_Required task:_ Extract, without alteration, every line of the material from its first line through the line containing "- header-params-table: 操作", inclusive.

--- start of Supplied entries ---

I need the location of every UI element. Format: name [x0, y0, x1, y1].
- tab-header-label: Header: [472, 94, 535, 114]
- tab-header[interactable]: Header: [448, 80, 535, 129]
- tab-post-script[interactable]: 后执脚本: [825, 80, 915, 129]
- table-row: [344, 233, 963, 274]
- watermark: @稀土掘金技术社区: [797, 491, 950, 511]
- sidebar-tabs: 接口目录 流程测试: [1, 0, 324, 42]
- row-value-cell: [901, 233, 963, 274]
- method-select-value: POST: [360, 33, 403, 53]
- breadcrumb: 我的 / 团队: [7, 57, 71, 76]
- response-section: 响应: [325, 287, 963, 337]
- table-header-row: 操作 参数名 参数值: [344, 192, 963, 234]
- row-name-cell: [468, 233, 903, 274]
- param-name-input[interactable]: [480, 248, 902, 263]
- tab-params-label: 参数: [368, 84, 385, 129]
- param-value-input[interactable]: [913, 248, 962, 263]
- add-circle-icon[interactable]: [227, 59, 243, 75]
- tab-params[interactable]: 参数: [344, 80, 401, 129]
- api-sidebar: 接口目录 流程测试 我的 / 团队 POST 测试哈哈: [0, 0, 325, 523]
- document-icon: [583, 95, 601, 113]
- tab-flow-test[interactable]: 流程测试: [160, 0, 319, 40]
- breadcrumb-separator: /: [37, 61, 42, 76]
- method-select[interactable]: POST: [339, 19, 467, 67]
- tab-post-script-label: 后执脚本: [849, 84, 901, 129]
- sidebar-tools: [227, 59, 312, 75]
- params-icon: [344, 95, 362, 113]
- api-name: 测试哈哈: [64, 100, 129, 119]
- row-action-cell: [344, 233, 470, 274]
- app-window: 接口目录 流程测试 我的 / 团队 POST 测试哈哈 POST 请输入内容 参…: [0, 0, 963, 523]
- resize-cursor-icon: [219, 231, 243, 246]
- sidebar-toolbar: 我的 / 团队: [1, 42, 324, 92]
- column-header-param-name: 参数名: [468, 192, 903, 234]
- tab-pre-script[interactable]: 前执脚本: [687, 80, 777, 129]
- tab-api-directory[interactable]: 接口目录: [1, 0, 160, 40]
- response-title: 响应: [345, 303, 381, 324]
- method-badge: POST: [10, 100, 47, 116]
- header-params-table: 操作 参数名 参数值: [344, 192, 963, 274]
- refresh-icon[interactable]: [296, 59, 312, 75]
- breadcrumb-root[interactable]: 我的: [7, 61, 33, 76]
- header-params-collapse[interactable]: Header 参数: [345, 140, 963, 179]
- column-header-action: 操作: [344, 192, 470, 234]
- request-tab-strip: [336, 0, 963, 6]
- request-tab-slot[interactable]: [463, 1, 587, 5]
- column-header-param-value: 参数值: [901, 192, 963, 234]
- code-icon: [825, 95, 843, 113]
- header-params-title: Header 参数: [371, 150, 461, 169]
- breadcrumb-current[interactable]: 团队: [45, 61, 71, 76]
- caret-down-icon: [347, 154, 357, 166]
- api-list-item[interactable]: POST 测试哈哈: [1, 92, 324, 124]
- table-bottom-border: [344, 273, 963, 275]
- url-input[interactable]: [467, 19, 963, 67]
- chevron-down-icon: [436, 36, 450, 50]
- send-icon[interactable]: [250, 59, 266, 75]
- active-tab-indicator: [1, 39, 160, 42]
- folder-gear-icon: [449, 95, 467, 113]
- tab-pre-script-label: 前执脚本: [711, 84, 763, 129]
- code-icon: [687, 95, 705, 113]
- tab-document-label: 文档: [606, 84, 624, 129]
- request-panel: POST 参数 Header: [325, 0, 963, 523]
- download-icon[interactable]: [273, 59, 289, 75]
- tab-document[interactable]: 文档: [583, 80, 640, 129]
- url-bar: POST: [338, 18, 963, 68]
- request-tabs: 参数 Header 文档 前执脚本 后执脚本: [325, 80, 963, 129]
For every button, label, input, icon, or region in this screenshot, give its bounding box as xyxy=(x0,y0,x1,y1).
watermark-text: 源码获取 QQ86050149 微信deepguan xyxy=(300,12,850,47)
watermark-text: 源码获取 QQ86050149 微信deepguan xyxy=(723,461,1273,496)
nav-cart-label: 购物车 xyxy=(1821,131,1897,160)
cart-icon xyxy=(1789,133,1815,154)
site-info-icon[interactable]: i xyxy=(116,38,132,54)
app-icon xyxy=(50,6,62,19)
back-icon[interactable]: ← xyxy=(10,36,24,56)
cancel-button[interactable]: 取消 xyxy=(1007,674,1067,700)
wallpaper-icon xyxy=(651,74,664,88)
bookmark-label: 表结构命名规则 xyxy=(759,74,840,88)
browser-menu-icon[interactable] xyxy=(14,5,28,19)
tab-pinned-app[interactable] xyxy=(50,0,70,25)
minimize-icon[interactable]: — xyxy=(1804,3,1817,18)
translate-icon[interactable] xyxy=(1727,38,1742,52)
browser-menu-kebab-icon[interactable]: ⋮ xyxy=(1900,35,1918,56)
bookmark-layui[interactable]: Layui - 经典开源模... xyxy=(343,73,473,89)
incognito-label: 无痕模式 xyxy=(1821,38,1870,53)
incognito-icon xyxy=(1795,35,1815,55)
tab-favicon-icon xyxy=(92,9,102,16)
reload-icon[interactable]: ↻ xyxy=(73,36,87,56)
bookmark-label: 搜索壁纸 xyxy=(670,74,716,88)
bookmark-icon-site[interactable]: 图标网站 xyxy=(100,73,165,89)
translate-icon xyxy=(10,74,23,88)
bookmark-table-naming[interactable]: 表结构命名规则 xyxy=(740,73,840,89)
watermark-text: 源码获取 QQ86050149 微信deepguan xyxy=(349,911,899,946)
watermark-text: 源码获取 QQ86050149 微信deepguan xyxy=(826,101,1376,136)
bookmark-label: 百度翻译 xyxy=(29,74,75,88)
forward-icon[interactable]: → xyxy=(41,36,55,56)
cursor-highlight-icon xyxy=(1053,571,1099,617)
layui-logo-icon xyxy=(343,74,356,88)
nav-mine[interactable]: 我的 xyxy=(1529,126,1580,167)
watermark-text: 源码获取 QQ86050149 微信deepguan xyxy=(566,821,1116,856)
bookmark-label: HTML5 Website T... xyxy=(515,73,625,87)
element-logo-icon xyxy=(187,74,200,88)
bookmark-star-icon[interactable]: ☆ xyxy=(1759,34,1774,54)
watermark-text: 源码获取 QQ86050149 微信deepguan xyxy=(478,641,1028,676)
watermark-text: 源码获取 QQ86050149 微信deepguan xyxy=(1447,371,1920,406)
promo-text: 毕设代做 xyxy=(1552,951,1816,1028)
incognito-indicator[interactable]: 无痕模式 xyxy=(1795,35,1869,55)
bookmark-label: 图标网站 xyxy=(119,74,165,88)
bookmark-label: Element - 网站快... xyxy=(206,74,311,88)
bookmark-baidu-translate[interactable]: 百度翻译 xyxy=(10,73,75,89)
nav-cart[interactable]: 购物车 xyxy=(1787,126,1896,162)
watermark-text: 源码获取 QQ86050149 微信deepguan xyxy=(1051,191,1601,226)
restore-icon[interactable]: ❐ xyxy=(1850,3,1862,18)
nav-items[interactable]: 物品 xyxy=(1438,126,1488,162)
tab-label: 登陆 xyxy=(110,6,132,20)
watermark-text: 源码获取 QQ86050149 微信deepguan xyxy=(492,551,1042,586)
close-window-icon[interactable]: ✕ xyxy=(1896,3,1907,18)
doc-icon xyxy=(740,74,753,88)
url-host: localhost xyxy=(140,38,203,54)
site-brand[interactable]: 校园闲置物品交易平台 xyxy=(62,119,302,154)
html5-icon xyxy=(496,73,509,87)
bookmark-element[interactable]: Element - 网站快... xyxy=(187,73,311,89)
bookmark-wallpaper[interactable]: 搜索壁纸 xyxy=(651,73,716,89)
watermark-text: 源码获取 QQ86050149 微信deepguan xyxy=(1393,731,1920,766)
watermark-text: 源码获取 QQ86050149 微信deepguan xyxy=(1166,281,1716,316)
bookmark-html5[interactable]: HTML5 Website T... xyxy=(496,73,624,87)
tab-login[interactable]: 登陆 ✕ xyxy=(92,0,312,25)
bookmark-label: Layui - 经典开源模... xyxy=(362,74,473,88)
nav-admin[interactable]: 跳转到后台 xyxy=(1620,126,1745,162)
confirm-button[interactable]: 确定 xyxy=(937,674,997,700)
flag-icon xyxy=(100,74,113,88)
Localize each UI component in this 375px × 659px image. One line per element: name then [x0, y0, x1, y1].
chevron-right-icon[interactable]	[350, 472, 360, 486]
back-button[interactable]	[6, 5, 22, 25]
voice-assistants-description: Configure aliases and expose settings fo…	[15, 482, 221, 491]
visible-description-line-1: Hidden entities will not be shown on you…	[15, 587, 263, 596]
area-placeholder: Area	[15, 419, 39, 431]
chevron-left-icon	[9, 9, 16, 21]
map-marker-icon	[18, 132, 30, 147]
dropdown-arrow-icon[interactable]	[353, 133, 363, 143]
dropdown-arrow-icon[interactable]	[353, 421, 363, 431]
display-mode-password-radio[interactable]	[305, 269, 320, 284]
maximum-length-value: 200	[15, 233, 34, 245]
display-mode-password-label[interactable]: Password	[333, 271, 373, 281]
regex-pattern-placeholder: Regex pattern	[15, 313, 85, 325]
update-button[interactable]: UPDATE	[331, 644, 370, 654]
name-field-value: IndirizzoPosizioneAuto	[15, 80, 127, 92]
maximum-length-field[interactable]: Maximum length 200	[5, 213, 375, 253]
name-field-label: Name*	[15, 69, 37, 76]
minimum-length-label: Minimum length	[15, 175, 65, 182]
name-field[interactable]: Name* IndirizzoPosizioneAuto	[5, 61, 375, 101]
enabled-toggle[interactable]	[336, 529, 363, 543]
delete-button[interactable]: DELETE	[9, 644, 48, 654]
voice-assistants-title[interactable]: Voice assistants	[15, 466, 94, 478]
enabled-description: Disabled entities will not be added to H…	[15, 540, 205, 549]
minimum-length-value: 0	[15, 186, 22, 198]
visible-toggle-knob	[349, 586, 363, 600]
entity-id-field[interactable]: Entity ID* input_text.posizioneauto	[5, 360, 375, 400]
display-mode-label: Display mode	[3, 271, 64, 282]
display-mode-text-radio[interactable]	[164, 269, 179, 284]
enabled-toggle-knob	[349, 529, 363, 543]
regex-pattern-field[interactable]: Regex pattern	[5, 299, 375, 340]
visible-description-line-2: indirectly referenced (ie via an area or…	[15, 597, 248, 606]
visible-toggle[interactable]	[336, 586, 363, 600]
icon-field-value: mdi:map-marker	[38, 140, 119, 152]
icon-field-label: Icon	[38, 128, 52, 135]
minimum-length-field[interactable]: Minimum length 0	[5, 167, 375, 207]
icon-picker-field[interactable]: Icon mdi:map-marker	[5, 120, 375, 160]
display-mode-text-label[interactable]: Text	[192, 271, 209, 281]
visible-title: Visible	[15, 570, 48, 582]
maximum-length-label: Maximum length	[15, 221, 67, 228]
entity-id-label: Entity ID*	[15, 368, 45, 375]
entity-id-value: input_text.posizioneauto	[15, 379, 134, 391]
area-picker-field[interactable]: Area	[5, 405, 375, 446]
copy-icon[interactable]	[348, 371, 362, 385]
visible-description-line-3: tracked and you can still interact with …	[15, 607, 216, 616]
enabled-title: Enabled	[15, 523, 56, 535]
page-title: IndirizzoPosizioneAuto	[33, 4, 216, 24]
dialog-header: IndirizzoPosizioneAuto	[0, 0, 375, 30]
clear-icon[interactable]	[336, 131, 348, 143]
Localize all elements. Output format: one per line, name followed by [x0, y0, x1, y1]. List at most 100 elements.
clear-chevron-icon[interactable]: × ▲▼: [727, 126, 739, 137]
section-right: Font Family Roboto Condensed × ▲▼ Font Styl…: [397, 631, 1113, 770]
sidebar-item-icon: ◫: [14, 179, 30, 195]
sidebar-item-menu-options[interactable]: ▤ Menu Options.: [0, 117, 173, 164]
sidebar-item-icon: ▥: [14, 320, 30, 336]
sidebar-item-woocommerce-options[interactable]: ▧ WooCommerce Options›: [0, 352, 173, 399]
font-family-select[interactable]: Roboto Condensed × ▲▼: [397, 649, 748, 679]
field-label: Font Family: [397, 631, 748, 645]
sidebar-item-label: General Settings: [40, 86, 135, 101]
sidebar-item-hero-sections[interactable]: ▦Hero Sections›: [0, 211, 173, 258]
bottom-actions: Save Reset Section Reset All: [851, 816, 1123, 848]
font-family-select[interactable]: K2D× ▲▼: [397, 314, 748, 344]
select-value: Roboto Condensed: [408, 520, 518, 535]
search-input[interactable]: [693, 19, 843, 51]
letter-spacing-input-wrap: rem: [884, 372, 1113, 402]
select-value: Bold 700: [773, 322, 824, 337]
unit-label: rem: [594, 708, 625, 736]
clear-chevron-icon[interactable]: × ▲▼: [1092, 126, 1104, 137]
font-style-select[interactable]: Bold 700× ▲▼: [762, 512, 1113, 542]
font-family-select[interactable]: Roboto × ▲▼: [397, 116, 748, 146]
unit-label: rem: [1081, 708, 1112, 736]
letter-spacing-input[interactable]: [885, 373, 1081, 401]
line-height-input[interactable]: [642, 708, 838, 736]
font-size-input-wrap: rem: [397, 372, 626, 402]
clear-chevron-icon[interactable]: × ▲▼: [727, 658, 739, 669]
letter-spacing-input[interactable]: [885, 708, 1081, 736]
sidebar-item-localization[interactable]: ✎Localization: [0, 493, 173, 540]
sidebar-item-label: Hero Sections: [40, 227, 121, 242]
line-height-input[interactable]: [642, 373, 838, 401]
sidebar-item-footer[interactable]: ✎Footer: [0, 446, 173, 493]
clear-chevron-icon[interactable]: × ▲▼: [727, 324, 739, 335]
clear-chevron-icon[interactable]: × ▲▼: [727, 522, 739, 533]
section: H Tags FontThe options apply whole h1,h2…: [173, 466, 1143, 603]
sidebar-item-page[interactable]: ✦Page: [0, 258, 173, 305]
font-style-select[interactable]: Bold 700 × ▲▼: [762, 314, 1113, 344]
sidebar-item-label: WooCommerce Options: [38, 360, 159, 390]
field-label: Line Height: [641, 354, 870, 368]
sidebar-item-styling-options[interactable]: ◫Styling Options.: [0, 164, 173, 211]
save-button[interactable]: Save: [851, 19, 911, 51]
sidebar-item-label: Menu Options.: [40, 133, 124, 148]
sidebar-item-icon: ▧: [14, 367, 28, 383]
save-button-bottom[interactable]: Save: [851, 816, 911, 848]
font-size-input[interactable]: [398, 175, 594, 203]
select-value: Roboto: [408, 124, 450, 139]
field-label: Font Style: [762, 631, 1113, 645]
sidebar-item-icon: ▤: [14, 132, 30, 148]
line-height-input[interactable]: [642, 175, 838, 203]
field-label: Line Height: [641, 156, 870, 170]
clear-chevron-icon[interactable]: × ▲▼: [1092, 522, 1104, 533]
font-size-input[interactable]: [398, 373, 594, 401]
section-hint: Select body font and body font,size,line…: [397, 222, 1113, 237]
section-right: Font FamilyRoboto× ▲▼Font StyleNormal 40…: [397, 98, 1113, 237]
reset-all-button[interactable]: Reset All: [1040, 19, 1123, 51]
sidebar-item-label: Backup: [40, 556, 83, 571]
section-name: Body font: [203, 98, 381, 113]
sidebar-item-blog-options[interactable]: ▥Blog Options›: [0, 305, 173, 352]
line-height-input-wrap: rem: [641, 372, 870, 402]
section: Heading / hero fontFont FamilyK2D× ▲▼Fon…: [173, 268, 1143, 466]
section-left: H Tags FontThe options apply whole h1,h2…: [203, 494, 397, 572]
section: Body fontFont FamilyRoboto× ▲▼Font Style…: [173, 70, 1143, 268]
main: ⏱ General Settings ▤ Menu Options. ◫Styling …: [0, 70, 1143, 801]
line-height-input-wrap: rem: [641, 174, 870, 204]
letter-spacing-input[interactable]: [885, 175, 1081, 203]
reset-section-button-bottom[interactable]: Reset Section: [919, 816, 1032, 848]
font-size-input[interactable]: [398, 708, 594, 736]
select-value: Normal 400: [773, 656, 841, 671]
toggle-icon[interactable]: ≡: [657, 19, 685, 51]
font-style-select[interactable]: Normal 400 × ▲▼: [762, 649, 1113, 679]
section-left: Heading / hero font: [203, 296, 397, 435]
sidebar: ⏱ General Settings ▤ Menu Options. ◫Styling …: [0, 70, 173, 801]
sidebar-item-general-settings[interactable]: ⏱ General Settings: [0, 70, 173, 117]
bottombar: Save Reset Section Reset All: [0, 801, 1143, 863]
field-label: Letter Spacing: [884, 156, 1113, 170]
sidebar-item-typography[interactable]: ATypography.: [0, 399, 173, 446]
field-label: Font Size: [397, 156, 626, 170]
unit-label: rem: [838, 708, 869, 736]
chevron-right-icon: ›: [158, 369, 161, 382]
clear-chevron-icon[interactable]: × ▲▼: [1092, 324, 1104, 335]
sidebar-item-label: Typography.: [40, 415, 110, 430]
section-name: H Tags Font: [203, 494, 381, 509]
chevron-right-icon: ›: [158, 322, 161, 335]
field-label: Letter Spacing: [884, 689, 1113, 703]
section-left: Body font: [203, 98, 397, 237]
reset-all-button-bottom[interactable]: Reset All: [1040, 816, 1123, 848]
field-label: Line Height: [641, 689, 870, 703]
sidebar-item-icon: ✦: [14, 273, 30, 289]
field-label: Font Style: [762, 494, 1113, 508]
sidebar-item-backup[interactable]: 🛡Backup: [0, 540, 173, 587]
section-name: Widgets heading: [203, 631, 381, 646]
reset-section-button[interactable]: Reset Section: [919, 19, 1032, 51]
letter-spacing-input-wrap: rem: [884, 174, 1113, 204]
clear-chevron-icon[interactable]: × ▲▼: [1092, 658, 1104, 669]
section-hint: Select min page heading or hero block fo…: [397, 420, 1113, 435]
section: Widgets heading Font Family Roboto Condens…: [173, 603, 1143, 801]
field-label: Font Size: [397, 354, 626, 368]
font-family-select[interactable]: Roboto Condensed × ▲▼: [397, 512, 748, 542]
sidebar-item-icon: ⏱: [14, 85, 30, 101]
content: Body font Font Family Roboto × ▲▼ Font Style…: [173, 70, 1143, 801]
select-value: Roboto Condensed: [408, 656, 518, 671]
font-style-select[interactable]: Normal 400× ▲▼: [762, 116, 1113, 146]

--- end of Supplied entries ---

_Finished exercise:_
I need the location of every UI element. Format: name [x0, y0, x1, y1].
- tab-header-label: Header: [472, 94, 535, 114]
- tab-header[interactable]: Header: [448, 80, 535, 129]
- tab-post-script[interactable]: 后执脚本: [825, 80, 915, 129]
- table-row: [344, 233, 963, 274]
- watermark: @稀土掘金技术社区: [797, 491, 950, 511]
- sidebar-tabs: 接口目录 流程测试: [1, 0, 324, 42]
- row-value-cell: [901, 233, 963, 274]
- method-select-value: POST: [360, 33, 403, 53]
- breadcrumb: 我的 / 团队: [7, 57, 71, 76]
- response-section: 响应: [325, 287, 963, 337]
- table-header-row: 操作 参数名 参数值: [344, 192, 963, 234]
- row-name-cell: [468, 233, 903, 274]
- param-name-input[interactable]: [480, 248, 902, 263]
- tab-params-label: 参数: [368, 84, 385, 129]
- param-value-input[interactable]: [913, 248, 962, 263]
- add-circle-icon[interactable]: [227, 59, 243, 75]
- tab-params[interactable]: 参数: [344, 80, 401, 129]
- api-sidebar: 接口目录 流程测试 我的 / 团队 POST 测试哈哈: [0, 0, 325, 523]
- document-icon: [583, 95, 601, 113]
- tab-flow-test[interactable]: 流程测试: [160, 0, 319, 40]
- breadcrumb-separator: /: [37, 61, 42, 76]
- method-select[interactable]: POST: [339, 19, 467, 67]
- tab-post-script-label: 后执脚本: [849, 84, 901, 129]
- sidebar-tools: [227, 59, 312, 75]
- params-icon: [344, 95, 362, 113]
- api-name: 测试哈哈: [64, 100, 129, 119]
- row-action-cell: [344, 233, 470, 274]
- app-window: 接口目录 流程测试 我的 / 团队 POST 测试哈哈 POST 请输入内容 参…: [0, 0, 963, 523]
- resize-cursor-icon: [219, 231, 243, 246]
- sidebar-toolbar: 我的 / 团队: [1, 42, 324, 92]
- column-header-param-name: 参数名: [468, 192, 903, 234]
- tab-pre-script[interactable]: 前执脚本: [687, 80, 777, 129]
- tab-api-directory[interactable]: 接口目录: [1, 0, 160, 40]
- response-title: 响应: [345, 303, 381, 324]
- method-badge: POST: [10, 100, 47, 116]
- header-params-table: 操作 参数名 参数值: [344, 192, 963, 274]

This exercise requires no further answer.